→ The request:
Quote the records that follow in full, leaving the pictures out.

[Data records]
──────

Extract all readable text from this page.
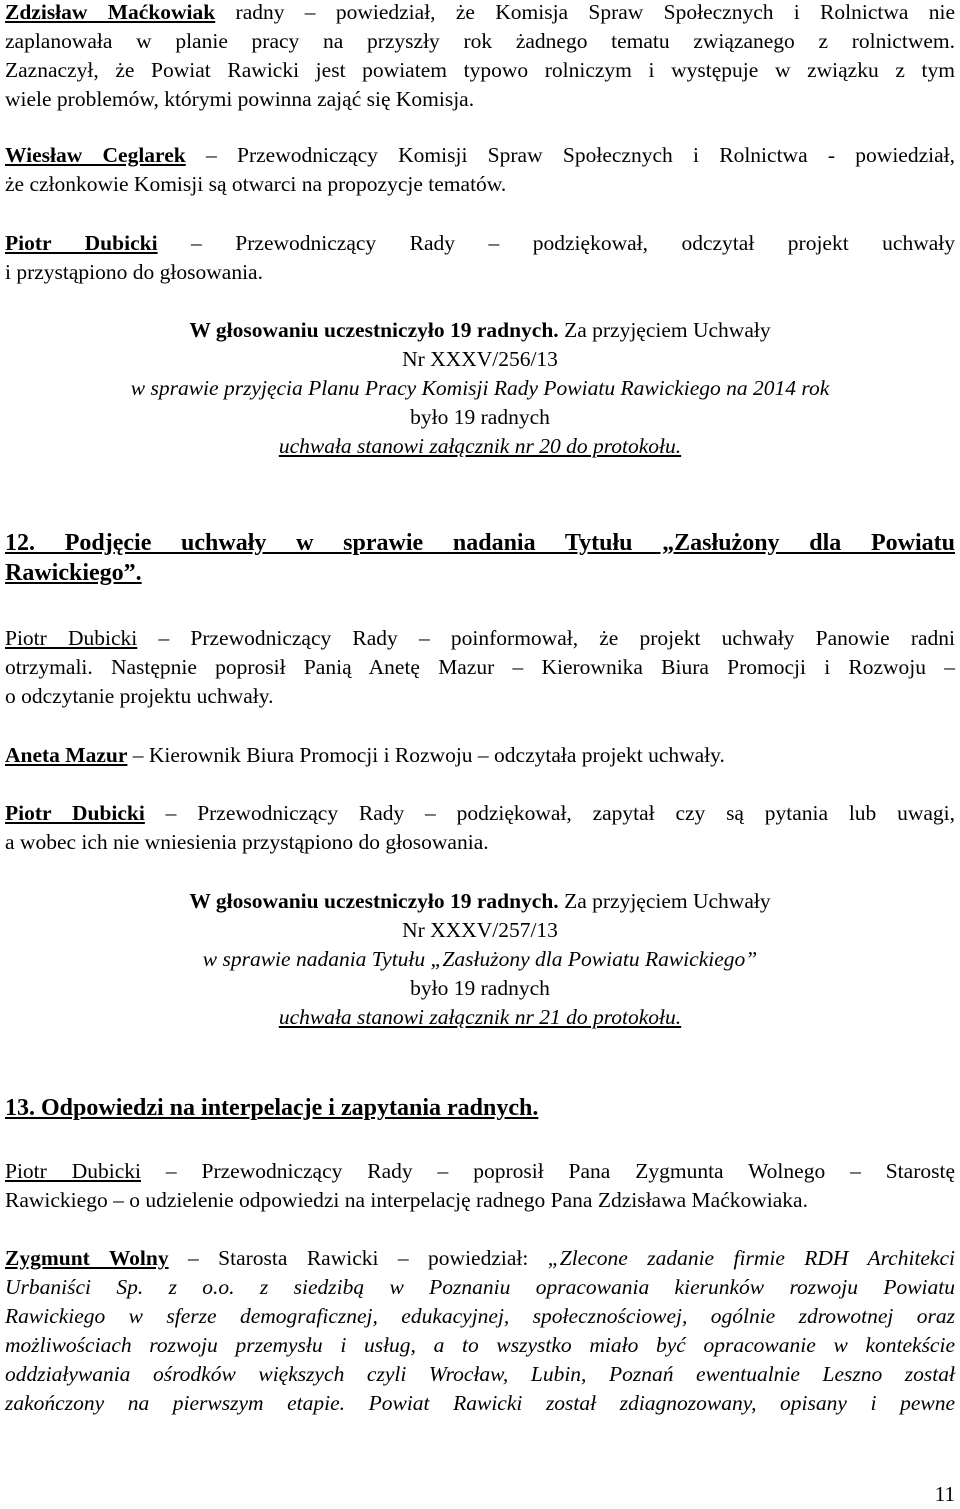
Zdzisław Maćkowiak radny – powiedział, że Komisja Spraw Społecznych i Rolnictwa nie
zaplanowała w planie pracy na przyszły rok żadnego tematu związanego z rolnictwem.
Zaznaczył, że Powiat Rawicki jest powiatem typowo rolniczym i występuje w związku z tym
wiele problemów, którymi powinna zająć się Komisja.
Wiesław Ceglarek – Przewodniczący Komisji Spraw Społecznych i Rolnictwa - powiedział,
że członkowie Komisji są otwarci na propozycje tematów.
Piotr Dubicki – Przewodniczący Rady – podziękował, odczytał projekt uchwały
i przystąpiono do głosowania.
W głosowaniu uczestniczyło 19 radnych. Za przyjęciem Uchwały
Nr XXXV/256/13
w sprawie przyjęcia Planu Pracy Komisji Rady Powiatu Rawickiego na 2014 rok
było 19 radnych
uchwała stanowi załącznik nr 20 do protokołu.
12. Podjęcie uchwały w sprawie nadania Tytułu „Zasłużony dla Powiatu
Rawickiego”.
Piotr Dubicki – Przewodniczący Rady – poinformował, że projekt uchwały Panowie radni
otrzymali. Następnie poprosił Panią Anetę Mazur – Kierownika Biura Promocji i Rozwoju –
o odczytanie projektu uchwały.
Aneta Mazur – Kierownik Biura Promocji i Rozwoju – odczytała projekt uchwały.
Piotr Dubicki – Przewodniczący Rady – podziękował, zapytał czy są pytania lub uwagi,
a wobec ich nie wniesienia przystąpiono do głosowania.
W głosowaniu uczestniczyło 19 radnych. Za przyjęciem Uchwały
Nr XXXV/257/13
w sprawie nadania Tytułu „Zasłużony dla Powiatu Rawickiego”
było 19 radnych
uchwała stanowi załącznik nr 21 do protokołu.
13. Odpowiedzi na interpelacje i zapytania radnych.
Piotr Dubicki – Przewodniczący Rady – poprosił Pana Zygmunta Wolnego – Starostę
Rawickiego – o udzielenie odpowiedzi na interpelację radnego Pana Zdzisława Maćkowiaka.
Zygmunt Wolny – Starosta Rawicki – powiedział: „Zlecone zadanie firmie RDH Architekci
Urbaniści Sp. z o.o. z siedzibą w Poznaniu opracowania kierunków rozwoju Powiatu
Rawickiego w sferze demograficznej, edukacyjnej, społecznościowej, ogólnie zdrowotnej oraz
możliwościach rozwoju przemysłu i usług, a to wszystko miało być opracowanie w kontekście
oddziaływania ośrodków większych czyli Wrocław, Lubin, Poznań ewentualnie Leszno został
zakończony na pierwszym etapie. Powiat Rawicki został zdiagnozowany, opisany i pewne
11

──────

→ Task response:
Extract all readable text from this page.
Zdzisław Maćkowiak radny – powiedział, że Komisja Spraw Społecznych i Rolnictwa nie
zaplanowała w planie pracy na przyszły rok żadnego tematu związanego z rolnictwem.
Zaznaczył, że Powiat Rawicki jest powiatem typowo rolniczym i występuje w związku z tym
wiele problemów, którymi powinna zająć się Komisja.
Wiesław Ceglarek – Przewodniczący Komisji Spraw Społecznych i Rolnictwa - powiedział,
że członkowie Komisji są otwarci na propozycje tematów.
Piotr Dubicki – Przewodniczący Rady – podziękował, odczytał projekt uchwały
i przystąpiono do głosowania.
W głosowaniu uczestniczyło 19 radnych. Za przyjęciem Uchwały
Nr XXXV/256/13
w sprawie przyjęcia Planu Pracy Komisji Rady Powiatu Rawickiego na 2014 rok
było 19 radnych
uchwała stanowi załącznik nr 20 do protokołu.
12. Podjęcie uchwały w sprawie nadania Tytułu „Zasłużony dla Powiatu
Rawickiego”.
Piotr Dubicki – Przewodniczący Rady – poinformował, że projekt uchwały Panowie radni
otrzymali. Następnie poprosił Panią Anetę Mazur – Kierownika Biura Promocji i Rozwoju –
o odczytanie projektu uchwały.
Aneta Mazur – Kierownik Biura Promocji i Rozwoju – odczytała projekt uchwały.
Piotr Dubicki – Przewodniczący Rady – podziękował, zapytał czy są pytania lub uwagi,
a wobec ich nie wniesienia przystąpiono do głosowania.
W głosowaniu uczestniczyło 19 radnych. Za przyjęciem Uchwały
Nr XXXV/257/13
w sprawie nadania Tytułu „Zasłużony dla Powiatu Rawickiego”
było 19 radnych
uchwała stanowi załącznik nr 21 do protokołu.
13. Odpowiedzi na interpelacje i zapytania radnych.
Piotr Dubicki – Przewodniczący Rady – poprosił Pana Zygmunta Wolnego – Starostę
Rawickiego – o udzielenie odpowiedzi na interpelację radnego Pana Zdzisława Maćkowiaka.
Zygmunt Wolny – Starosta Rawicki – powiedział: „Zlecone zadanie firmie RDH Architekci
Urbaniści Sp. z o.o. z siedzibą w Poznaniu opracowania kierunków rozwoju Powiatu
Rawickiego w sferze demograficznej, edukacyjnej, społecznościowej, ogólnie zdrowotnej oraz
możliwościach rozwoju przemysłu i usług, a to wszystko miało być opracowanie w kontekście
oddziaływania ośrodków większych czyli Wrocław, Lubin, Poznań ewentualnie Leszno został
zakończony na pierwszym etapie. Powiat Rawicki został zdiagnozowany, opisany i pewne
11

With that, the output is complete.